• **WHAT YOU SHOULD DO**
Work through the material below and count the lines holding the word "ylabel"; give that count and nothing more.

• **RECORDS TO USE**
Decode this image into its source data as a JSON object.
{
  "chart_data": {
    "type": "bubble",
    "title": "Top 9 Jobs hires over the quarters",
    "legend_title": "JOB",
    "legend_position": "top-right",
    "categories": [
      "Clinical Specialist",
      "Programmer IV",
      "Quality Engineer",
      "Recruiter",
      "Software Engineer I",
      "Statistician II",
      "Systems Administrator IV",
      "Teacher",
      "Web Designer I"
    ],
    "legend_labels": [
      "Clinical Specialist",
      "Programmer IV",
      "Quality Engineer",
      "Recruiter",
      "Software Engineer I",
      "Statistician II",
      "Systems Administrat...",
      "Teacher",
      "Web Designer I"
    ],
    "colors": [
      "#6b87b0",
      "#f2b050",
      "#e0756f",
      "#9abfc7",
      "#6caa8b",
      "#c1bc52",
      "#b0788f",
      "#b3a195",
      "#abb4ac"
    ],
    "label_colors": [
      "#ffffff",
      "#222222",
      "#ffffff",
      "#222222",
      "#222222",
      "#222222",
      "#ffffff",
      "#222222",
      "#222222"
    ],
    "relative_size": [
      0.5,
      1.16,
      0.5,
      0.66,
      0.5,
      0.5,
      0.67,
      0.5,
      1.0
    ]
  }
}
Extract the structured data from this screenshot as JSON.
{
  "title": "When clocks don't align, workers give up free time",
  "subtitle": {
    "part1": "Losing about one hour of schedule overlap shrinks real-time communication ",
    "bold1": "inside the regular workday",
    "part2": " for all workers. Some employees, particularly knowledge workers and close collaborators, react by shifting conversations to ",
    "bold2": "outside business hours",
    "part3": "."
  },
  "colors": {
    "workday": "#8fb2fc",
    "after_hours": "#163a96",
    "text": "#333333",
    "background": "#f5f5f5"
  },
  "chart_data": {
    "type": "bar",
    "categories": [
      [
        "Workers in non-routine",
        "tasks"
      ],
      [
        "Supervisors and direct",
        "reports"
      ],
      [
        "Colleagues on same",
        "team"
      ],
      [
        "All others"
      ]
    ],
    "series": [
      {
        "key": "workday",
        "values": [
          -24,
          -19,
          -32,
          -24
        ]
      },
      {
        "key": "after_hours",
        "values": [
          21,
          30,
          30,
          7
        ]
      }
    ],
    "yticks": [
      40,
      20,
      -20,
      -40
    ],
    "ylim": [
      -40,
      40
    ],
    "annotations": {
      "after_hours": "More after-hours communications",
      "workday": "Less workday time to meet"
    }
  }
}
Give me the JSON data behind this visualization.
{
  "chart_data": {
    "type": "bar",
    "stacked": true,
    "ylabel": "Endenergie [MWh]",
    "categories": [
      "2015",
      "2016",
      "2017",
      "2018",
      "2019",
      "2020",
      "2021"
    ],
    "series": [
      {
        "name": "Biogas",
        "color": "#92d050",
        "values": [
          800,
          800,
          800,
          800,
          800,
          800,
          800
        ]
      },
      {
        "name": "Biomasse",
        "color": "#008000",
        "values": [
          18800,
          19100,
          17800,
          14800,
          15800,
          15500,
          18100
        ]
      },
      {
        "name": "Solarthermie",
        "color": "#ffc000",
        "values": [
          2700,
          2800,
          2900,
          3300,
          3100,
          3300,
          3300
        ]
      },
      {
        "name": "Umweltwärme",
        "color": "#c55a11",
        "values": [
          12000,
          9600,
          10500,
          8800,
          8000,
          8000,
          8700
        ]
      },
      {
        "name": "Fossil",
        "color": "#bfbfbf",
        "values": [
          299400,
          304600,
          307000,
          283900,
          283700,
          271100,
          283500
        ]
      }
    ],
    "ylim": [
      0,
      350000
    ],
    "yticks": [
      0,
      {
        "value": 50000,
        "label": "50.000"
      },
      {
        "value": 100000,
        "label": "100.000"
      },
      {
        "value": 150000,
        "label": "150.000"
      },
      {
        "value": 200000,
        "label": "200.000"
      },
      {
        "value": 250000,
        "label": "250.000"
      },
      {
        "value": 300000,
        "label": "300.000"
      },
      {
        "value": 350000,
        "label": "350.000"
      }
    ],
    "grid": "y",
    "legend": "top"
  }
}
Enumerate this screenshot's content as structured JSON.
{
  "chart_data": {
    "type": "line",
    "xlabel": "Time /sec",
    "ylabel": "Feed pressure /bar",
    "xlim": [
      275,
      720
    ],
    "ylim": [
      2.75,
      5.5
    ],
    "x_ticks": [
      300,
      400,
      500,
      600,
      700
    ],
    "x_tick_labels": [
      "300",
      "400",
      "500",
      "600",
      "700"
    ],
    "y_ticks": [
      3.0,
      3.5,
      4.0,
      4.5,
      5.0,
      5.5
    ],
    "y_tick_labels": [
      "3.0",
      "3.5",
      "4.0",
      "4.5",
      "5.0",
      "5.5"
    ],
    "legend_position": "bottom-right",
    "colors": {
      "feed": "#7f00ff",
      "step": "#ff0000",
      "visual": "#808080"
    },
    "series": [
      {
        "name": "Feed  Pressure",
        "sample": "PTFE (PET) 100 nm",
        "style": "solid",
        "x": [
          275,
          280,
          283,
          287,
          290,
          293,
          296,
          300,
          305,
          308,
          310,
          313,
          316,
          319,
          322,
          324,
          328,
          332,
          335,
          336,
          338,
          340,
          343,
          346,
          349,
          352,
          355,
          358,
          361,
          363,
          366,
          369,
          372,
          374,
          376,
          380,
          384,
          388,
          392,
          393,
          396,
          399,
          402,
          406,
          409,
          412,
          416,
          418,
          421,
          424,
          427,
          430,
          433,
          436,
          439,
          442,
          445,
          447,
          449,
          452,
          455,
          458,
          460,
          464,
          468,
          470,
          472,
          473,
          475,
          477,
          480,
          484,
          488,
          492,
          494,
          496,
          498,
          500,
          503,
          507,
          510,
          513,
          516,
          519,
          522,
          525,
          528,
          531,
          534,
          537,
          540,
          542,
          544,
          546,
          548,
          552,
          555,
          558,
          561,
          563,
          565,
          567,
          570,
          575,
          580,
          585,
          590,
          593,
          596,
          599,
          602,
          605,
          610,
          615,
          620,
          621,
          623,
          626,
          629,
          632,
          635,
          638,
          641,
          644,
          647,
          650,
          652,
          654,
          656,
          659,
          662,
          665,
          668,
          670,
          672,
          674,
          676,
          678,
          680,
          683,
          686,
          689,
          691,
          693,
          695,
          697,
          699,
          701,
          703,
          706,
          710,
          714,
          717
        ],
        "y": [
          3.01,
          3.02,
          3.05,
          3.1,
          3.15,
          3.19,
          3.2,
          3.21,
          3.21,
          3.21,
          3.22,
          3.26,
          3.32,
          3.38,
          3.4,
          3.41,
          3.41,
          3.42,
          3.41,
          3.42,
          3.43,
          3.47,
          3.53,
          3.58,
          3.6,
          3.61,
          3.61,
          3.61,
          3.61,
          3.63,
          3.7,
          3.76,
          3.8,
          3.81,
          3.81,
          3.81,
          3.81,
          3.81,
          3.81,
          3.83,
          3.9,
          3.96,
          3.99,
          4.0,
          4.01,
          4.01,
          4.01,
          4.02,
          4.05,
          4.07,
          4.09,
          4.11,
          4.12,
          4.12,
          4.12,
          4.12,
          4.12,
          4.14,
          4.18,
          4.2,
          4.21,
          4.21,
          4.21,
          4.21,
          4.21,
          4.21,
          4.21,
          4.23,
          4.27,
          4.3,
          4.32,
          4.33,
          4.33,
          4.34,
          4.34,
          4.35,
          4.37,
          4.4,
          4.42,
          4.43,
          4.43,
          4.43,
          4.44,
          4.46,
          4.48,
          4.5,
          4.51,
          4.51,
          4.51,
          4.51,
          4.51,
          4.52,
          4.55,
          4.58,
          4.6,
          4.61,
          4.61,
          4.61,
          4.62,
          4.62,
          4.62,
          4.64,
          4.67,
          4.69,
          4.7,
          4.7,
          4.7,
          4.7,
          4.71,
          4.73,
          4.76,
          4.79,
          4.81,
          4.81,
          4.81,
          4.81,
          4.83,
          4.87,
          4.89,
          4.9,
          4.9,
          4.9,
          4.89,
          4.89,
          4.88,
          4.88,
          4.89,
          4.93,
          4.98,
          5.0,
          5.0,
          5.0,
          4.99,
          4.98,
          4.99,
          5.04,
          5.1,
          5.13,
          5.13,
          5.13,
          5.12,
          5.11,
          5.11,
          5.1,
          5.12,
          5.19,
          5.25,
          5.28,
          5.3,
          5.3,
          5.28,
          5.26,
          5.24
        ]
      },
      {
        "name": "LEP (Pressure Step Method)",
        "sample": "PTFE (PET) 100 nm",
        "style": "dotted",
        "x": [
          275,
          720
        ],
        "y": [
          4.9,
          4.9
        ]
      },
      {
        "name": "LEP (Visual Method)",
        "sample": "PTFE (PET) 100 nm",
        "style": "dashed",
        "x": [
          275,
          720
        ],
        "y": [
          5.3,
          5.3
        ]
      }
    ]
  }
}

• **RESULT**
2